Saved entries
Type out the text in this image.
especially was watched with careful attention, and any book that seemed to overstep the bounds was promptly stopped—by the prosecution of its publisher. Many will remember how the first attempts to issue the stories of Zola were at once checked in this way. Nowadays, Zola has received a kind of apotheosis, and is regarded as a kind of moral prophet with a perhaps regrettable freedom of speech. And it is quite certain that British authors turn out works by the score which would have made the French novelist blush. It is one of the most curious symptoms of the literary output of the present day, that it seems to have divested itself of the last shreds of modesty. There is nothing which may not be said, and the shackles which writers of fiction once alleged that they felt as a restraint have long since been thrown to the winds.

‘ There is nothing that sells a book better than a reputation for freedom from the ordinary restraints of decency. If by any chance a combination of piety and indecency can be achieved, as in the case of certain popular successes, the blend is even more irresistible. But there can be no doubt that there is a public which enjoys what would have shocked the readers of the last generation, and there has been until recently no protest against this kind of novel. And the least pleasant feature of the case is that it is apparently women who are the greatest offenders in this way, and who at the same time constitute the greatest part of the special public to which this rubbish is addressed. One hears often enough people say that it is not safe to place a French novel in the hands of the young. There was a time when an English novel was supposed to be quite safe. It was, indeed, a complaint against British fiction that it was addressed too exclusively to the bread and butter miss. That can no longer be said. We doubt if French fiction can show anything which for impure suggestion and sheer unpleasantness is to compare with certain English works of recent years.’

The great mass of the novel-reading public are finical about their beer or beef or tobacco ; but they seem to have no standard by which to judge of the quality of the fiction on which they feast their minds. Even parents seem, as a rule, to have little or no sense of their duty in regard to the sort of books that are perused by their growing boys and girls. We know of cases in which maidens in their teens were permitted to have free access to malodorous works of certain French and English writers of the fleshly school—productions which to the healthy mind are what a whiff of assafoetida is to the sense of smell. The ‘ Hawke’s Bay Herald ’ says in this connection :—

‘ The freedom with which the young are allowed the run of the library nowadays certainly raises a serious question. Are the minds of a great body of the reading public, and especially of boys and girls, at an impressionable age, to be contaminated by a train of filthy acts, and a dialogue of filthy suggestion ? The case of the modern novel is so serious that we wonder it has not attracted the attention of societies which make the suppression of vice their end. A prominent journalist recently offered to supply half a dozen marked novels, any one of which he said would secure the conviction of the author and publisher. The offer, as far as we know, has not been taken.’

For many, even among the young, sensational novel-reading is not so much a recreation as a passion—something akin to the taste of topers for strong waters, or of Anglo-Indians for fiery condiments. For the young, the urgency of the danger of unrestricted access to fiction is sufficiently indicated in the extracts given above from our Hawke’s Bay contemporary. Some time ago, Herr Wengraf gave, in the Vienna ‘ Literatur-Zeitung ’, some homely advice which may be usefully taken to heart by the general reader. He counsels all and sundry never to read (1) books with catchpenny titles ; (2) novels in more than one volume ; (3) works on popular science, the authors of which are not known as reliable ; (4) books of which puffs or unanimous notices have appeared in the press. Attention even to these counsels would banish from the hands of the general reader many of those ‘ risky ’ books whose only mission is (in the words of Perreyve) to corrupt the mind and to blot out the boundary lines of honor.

-- Task brief --
Provide an exact reproduction of all the entries shown above.

-- Response to the exercise --
Type out the text in this image.
especially was watched with careful attention, and any book that seemed to overstep the bounds was promptly stopped—by the prosecution of its publisher. Many will remember how the first attempts to issue the stories of Zola were at once checked in this way. Nowadays, Zola has received a kind of apotheosis, and is regarded as a kind of moral prophet with a perhaps regrettable freedom of speech. And it is quite certain that British authors turn out works by the score which would have made the French novelist blush. It is one of the most curious symptoms of the literary output of the present day, that it seems to have divested itself of the last shreds of modesty. There is nothing which may not be said, and the shackles which writers of fiction once alleged that they felt as a restraint have long since been thrown to the winds.

‘ There is nothing that sells a book better than a reputation for freedom from the ordinary restraints of decency. If by any chance a combination of piety and indecency can be achieved, as in the case of certain popular successes, the blend is even more irresistible. But there can be no doubt that there is a public which enjoys what would have shocked the readers of the last generation, and there has been until recently no protest against this kind of novel. And the least pleasant feature of the case is that it is apparently women who are the greatest offenders in this way, and who at the same time constitute the greatest part of the special public to which this rubbish is addressed. One hears often enough people say that it is not safe to place a French novel in the hands of the young. There was a time when an English novel was supposed to be quite safe. It was, indeed, a complaint against British fiction that it was addressed too exclusively to the bread and butter miss. That can no longer be said. We doubt if French fiction can show anything which for impure suggestion and sheer unpleasantness is to compare with certain English works of recent years.’

The great mass of the novel-reading public are finical about their beer or beef or tobacco ; but they seem to have no standard by which to judge of the quality of the fiction on which they feast their minds. Even parents seem, as a rule, to have little or no sense of their duty in regard to the sort of books that are perused by their growing boys and girls. We know of cases in which maidens in their teens were permitted to have free access to malodorous works of certain French and English writers of the fleshly school—productions which to the healthy mind are what a whiff of assafoetida is to the sense of smell. The ‘ Hawke’s Bay Herald ’ says in this connection :—

‘ The freedom with which the young are allowed the run of the library nowadays certainly raises a serious question. Are the minds of a great body of the reading public, and especially of boys and girls, at an impressionable age, to be contaminated by a train of filthy acts, and a dialogue of filthy suggestion ? The case of the modern novel is so serious that we wonder it has not attracted the attention of societies which make the suppression of vice their end. A prominent journalist recently offered to supply half a dozen marked novels, any one of which he said would secure the conviction of the author and publisher. The offer, as far as we know, has not been taken.’

For many, even among the young, sensational novel-reading is not so much a recreation as a passion—something akin to the taste of topers for strong waters, or of Anglo-Indians for fiery condiments. For the young, the urgency of the danger of unrestricted access to fiction is sufficiently indicated in the extracts given above from our Hawke’s Bay contemporary. Some time ago, Herr Wengraf gave, in the Vienna ‘ Literatur-Zeitung ’, some homely advice which may be usefully taken to heart by the general reader. He counsels all and sundry never to read (1) books with catchpenny titles ; (2) novels in more than one volume ; (3) works on popular science, the authors of which are not known as reliable ; (4) books of which puffs or unanimous notices have appeared in the press. Attention even to these counsels would banish from the hands of the general reader many of those ‘ risky ’ books whose only mission is (in the words of Perreyve) to corrupt the mind and to blot out the boundary lines of honor.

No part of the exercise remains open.